> **Exercise aim**: Determine the number of lines containing the word "technologies", and state that figure alone.

> **Material for this exercise**:

[Begin]

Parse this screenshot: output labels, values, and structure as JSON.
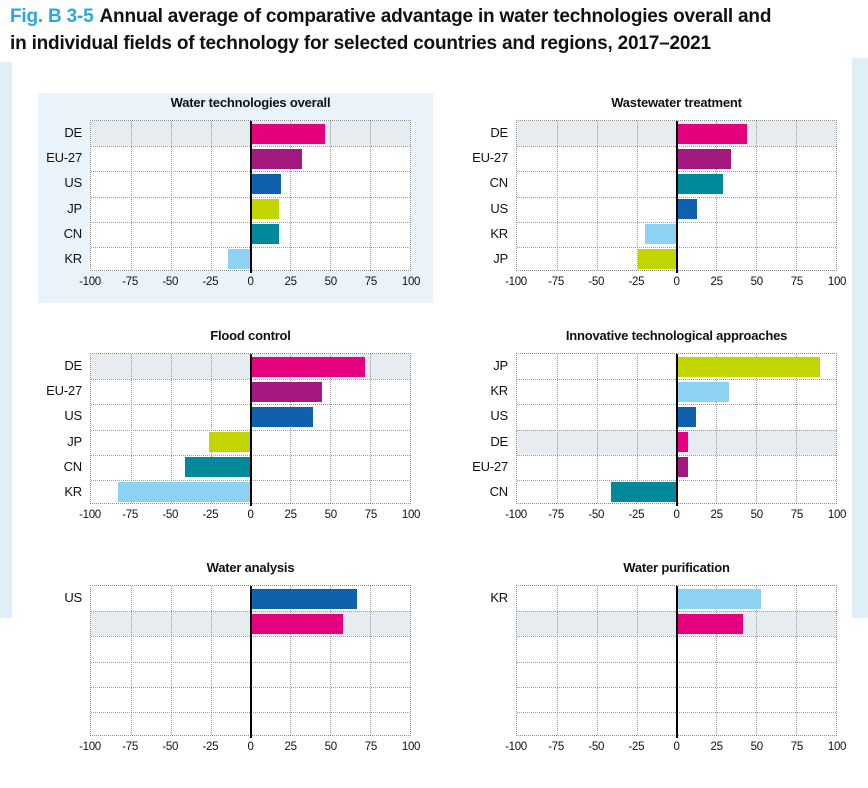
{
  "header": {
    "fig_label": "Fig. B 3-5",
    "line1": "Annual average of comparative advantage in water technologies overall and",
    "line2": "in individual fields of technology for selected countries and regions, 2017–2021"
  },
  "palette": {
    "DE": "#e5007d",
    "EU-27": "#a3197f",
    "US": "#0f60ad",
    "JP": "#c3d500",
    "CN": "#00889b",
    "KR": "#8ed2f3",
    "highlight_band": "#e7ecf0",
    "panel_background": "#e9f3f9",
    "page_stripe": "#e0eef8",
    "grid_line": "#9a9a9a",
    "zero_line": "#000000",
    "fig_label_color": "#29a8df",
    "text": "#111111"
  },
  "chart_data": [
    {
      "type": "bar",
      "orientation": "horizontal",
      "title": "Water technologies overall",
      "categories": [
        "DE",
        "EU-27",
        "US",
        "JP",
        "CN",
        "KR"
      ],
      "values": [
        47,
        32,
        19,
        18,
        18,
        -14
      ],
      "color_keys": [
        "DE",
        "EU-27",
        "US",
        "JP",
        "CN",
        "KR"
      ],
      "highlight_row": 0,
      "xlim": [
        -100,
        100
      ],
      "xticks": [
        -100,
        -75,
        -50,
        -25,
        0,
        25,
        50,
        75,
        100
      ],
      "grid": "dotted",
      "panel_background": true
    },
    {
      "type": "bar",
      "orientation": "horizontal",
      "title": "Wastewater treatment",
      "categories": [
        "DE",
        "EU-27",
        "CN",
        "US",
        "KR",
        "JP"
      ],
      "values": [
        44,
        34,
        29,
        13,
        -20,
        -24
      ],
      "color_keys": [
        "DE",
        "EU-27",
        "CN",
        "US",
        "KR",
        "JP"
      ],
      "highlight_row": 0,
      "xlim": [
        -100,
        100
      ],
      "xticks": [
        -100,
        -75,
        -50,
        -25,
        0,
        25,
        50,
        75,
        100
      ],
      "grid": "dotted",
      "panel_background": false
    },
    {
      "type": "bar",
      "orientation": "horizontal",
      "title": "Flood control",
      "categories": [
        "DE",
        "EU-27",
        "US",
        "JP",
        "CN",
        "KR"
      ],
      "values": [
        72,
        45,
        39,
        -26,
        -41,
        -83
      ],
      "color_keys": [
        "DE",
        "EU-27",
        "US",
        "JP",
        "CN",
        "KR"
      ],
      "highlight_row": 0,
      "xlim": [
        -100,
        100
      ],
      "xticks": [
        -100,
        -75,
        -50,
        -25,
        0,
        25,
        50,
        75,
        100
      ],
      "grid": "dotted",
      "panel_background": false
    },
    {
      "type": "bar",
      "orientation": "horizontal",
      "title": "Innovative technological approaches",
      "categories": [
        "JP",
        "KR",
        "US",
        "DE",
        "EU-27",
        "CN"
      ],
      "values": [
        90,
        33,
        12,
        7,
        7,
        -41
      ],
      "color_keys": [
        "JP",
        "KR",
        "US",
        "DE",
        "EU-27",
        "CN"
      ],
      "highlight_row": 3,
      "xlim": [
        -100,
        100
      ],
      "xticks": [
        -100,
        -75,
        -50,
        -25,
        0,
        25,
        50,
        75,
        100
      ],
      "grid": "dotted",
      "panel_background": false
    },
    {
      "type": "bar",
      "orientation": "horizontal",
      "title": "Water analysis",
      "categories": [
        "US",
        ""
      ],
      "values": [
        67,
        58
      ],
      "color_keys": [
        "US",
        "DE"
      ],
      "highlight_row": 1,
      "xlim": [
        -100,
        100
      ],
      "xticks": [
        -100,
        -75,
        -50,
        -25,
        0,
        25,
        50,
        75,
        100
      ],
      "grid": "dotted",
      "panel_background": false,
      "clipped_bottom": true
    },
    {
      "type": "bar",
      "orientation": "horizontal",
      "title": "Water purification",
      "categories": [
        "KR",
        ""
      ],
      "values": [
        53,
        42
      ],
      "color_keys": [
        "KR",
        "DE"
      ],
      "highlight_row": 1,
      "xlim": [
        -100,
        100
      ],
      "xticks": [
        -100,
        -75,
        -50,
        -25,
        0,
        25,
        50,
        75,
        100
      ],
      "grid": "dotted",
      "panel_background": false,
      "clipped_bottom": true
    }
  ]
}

[End]
[Begin]

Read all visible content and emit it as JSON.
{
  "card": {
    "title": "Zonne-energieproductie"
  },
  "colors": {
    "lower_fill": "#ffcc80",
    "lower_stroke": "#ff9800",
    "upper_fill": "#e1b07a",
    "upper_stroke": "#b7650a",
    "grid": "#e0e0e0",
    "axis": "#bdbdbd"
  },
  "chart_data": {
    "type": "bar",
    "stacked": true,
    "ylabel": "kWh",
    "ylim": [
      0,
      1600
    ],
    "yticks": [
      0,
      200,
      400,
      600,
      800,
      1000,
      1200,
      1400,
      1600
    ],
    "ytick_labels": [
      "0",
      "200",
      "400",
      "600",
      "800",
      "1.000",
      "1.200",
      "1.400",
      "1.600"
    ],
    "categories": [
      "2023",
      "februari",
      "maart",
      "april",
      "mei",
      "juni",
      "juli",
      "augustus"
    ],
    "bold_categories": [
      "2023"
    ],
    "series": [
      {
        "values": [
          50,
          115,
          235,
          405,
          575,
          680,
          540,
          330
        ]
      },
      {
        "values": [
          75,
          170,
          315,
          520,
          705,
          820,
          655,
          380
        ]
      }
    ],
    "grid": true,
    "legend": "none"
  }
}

[End]

> **Task answer**: 2